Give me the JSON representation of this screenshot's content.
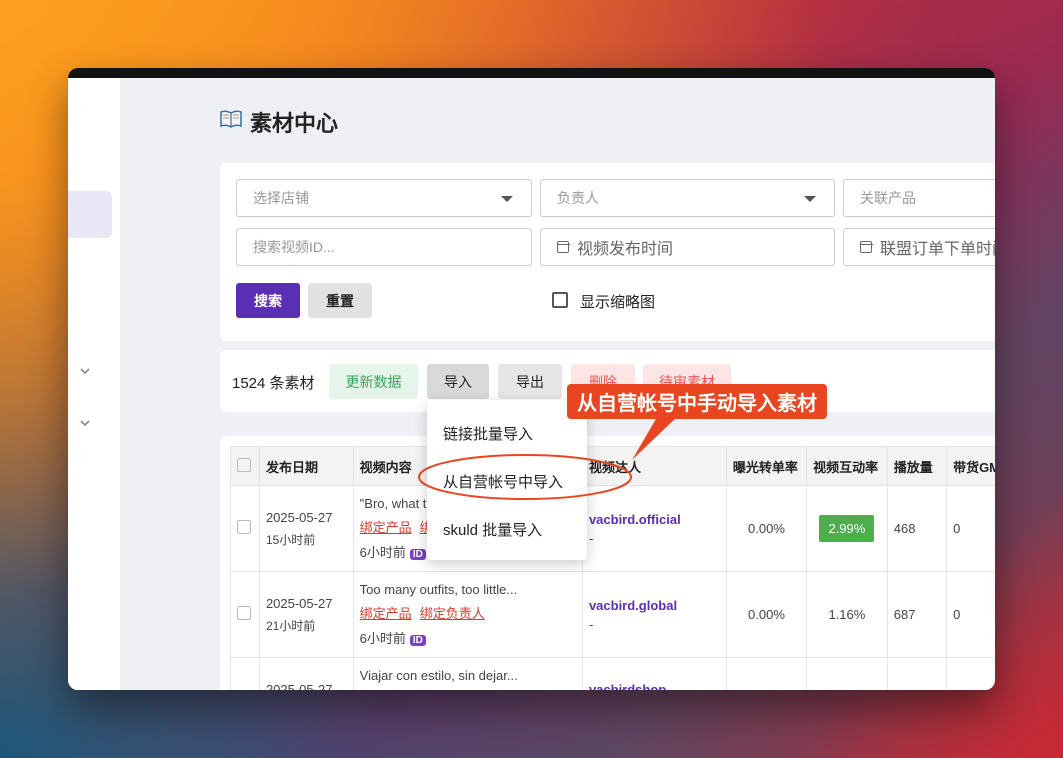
{
  "page": {
    "title": "素材中心",
    "title_icon": "book-icon"
  },
  "filters": {
    "store_placeholder": "选择店铺",
    "owner_placeholder": "负责人",
    "product_placeholder": "关联产品",
    "video_id_placeholder": "搜索视频ID...",
    "publish_time_placeholder": "视频发布时间",
    "affiliate_time_placeholder": "联盟订单下单时间",
    "search_label": "搜索",
    "reset_label": "重置",
    "thumbnail_label": "显示缩略图"
  },
  "toolbar": {
    "count": "1524 条素材",
    "update_label": "更新数据",
    "import_label": "导入",
    "export_label": "导出",
    "delete_label": "删除",
    "review_label": "待审素材"
  },
  "dropdown": {
    "items": [
      "链接批量导入",
      "从自营帐号中导入",
      "skuld 批量导入"
    ]
  },
  "callout": {
    "text": "从自营帐号中手动导入素材"
  },
  "table": {
    "columns": [
      "发布日期",
      "视频内容",
      "视频达人",
      "曝光转单率",
      "视频互动率",
      "播放量",
      "带货GMV"
    ],
    "link_product": "绑定产品",
    "link_owner": "绑定负责人",
    "rows": [
      {
        "date": "2025-05-27",
        "ago": "15小时前",
        "content": "\"Bro, what t",
        "posted": "6小时前",
        "creator": "vacbird.official",
        "creator_sub": "-",
        "ctr": "0.00%",
        "engagement": "2.99%",
        "views": "468",
        "gmv": "0"
      },
      {
        "date": "2025-05-27",
        "ago": "21小时前",
        "content": "Too many outfits, too little...",
        "posted": "6小时前",
        "creator": "vacbird.global",
        "creator_sub": "-",
        "ctr": "0.00%",
        "engagement": "1.16%",
        "views": "687",
        "gmv": "0"
      },
      {
        "date": "2025-05-27",
        "ago": "",
        "content": "Viajar con estilo, sin dejar...",
        "posted": "",
        "creator": "vacbirdshop",
        "creator_sub": "",
        "ctr": "",
        "engagement": "",
        "views": "",
        "gmv": ""
      }
    ]
  },
  "colors": {
    "primary": "#5b2fb5",
    "accent_red": "#e94521",
    "success": "#4cae4c"
  }
}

------------------------------------------------

In your copy, leave out the pictures and reproduce the material above exactly.

Response for this exercise:
Give me the JSON representation of this screenshot's content.
{
  "page": {
    "title": "素材中心",
    "title_icon": "book-icon"
  },
  "filters": {
    "store_placeholder": "选择店铺",
    "owner_placeholder": "负责人",
    "product_placeholder": "关联产品",
    "video_id_placeholder": "搜索视频ID...",
    "publish_time_placeholder": "视频发布时间",
    "affiliate_time_placeholder": "联盟订单下单时间",
    "search_label": "搜索",
    "reset_label": "重置",
    "thumbnail_label": "显示缩略图"
  },
  "toolbar": {
    "count": "1524 条素材",
    "update_label": "更新数据",
    "import_label": "导入",
    "export_label": "导出",
    "delete_label": "删除",
    "review_label": "待审素材"
  },
  "dropdown": {
    "items": [
      "链接批量导入",
      "从自营帐号中导入",
      "skuld 批量导入"
    ]
  },
  "callout": {
    "text": "从自营帐号中手动导入素材"
  },
  "table": {
    "columns": [
      "发布日期",
      "视频内容",
      "视频达人",
      "曝光转单率",
      "视频互动率",
      "播放量",
      "带货GMV"
    ],
    "link_product": "绑定产品",
    "link_owner": "绑定负责人",
    "rows": [
      {
        "date": "2025-05-27",
        "ago": "15小时前",
        "content": "\"Bro, what t",
        "posted": "6小时前",
        "creator": "vacbird.official",
        "creator_sub": "-",
        "ctr": "0.00%",
        "engagement": "2.99%",
        "views": "468",
        "gmv": "0"
      },
      {
        "date": "2025-05-27",
        "ago": "21小时前",
        "content": "Too many outfits, too little...",
        "posted": "6小时前",
        "creator": "vacbird.global",
        "creator_sub": "-",
        "ctr": "0.00%",
        "engagement": "1.16%",
        "views": "687",
        "gmv": "0"
      },
      {
        "date": "2025-05-27",
        "ago": "",
        "content": "Viajar con estilo, sin dejar...",
        "posted": "",
        "creator": "vacbirdshop",
        "creator_sub": "",
        "ctr": "",
        "engagement": "",
        "views": "",
        "gmv": ""
      }
    ]
  },
  "colors": {
    "primary": "#5b2fb5",
    "accent_red": "#e94521",
    "success": "#4cae4c"
  }
}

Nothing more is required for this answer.